### Task
Find each line with the string "Armature" and copy it.

[Saved data entries]

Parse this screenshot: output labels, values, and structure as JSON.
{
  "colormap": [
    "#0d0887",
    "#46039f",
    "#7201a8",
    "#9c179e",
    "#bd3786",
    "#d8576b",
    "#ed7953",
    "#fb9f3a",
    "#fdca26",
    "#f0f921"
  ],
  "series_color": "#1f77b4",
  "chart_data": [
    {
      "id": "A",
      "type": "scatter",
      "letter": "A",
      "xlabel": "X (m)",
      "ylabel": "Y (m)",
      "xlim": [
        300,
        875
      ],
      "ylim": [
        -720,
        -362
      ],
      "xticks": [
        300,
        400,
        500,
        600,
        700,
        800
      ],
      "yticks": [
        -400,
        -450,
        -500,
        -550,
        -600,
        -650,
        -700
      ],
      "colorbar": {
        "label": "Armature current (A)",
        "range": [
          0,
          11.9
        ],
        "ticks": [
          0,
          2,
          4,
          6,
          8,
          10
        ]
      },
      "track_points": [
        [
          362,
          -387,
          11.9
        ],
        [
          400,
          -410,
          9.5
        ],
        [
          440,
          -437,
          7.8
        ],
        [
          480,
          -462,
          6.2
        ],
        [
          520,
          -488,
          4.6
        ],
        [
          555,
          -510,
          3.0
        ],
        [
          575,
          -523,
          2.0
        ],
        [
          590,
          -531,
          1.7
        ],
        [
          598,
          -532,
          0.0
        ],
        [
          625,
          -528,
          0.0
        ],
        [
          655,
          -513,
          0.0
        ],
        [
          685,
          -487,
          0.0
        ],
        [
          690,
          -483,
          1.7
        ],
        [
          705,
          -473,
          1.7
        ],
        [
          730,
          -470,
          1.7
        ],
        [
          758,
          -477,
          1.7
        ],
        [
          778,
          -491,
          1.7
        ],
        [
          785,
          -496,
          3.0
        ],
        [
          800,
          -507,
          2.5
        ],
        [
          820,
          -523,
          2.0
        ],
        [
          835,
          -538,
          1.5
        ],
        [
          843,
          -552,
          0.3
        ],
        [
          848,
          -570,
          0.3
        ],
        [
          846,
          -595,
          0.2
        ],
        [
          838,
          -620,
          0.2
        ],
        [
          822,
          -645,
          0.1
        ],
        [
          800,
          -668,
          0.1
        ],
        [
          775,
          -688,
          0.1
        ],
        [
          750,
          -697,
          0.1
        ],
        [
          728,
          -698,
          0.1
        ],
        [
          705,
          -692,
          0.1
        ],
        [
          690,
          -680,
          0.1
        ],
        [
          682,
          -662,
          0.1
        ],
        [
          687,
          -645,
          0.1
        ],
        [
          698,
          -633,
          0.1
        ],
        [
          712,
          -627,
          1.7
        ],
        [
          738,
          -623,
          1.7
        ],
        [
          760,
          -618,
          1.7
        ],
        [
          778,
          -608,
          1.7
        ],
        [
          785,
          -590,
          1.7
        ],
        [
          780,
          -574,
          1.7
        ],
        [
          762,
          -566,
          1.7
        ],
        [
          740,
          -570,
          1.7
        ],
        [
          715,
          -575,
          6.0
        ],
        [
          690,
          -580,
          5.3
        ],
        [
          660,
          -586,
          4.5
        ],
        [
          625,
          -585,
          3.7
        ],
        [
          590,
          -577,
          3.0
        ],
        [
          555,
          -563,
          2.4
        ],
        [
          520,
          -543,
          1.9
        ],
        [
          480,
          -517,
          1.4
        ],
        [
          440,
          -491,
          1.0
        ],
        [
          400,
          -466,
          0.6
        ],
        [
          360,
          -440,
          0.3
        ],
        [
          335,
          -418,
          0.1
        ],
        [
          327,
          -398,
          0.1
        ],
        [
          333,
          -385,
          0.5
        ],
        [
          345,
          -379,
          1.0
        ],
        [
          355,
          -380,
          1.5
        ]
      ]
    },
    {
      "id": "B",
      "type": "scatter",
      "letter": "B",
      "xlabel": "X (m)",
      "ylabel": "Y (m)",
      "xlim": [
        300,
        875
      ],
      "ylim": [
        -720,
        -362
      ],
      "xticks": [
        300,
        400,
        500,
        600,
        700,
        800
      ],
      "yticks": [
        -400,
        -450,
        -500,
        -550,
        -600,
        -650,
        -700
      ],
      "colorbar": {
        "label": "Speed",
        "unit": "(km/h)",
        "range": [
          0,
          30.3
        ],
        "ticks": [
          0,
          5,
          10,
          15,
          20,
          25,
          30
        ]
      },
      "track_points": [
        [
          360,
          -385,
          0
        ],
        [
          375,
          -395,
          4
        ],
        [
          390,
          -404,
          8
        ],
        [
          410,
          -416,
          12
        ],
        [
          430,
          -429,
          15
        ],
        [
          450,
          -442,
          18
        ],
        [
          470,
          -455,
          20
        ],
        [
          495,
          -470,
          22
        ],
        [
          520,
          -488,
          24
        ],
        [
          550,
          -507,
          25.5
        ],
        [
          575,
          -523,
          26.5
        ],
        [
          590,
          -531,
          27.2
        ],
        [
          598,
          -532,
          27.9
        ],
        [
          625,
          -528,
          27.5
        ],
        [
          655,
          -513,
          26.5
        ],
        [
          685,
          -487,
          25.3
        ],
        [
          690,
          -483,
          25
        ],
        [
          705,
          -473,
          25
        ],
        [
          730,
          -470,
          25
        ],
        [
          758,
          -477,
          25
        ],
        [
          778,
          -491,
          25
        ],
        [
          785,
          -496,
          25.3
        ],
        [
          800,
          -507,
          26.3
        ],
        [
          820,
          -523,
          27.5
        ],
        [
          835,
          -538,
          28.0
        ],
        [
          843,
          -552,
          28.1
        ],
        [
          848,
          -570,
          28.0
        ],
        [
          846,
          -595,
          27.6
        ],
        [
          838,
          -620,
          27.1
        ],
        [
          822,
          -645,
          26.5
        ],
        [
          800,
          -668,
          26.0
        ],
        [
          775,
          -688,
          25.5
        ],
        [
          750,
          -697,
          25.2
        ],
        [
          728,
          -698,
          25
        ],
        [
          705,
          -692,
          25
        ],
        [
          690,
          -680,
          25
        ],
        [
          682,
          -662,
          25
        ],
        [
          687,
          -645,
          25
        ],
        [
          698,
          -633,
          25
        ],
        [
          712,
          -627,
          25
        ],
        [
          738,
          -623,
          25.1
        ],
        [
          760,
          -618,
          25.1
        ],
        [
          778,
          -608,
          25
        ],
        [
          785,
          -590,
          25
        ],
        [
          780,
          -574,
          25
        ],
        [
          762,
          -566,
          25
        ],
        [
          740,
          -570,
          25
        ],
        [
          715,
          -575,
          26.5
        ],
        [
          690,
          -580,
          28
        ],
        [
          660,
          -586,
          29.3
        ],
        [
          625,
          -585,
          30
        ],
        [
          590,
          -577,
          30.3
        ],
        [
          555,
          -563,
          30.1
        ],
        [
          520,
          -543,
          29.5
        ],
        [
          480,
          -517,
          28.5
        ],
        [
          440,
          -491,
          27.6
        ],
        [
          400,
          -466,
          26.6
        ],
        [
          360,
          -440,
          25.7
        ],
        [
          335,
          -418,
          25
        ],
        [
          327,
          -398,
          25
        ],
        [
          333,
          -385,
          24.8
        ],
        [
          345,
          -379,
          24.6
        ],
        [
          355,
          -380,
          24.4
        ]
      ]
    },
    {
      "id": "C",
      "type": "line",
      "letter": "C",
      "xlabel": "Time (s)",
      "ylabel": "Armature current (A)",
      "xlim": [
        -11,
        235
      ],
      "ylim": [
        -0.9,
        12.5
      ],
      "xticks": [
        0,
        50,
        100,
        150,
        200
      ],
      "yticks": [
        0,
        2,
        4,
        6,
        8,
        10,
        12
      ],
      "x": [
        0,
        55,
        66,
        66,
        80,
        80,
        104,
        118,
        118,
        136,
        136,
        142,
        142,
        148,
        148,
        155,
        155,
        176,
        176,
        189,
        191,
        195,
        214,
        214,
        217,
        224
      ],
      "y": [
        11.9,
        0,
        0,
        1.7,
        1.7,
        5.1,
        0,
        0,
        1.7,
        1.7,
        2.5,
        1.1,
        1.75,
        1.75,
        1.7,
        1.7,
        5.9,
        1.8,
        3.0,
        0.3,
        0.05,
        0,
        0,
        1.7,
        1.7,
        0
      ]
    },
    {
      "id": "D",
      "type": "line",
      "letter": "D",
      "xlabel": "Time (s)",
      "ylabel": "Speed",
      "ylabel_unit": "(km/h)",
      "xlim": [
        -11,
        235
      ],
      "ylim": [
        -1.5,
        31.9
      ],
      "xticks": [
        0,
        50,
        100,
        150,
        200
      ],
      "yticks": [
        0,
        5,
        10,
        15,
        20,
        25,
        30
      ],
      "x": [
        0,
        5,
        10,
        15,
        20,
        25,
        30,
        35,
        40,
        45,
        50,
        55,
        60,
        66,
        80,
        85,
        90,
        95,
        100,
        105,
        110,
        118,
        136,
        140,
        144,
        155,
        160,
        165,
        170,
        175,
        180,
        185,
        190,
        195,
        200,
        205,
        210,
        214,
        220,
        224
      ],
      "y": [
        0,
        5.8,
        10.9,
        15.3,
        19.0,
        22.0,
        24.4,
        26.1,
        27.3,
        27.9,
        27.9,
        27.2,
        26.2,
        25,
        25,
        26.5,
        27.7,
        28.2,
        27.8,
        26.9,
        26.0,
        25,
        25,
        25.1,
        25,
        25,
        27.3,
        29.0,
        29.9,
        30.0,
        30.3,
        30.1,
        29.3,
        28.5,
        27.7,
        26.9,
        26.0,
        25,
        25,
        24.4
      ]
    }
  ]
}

### Output for this exercise
        "label": "Armature current (A)",
      "ylabel": "Armature current (A)",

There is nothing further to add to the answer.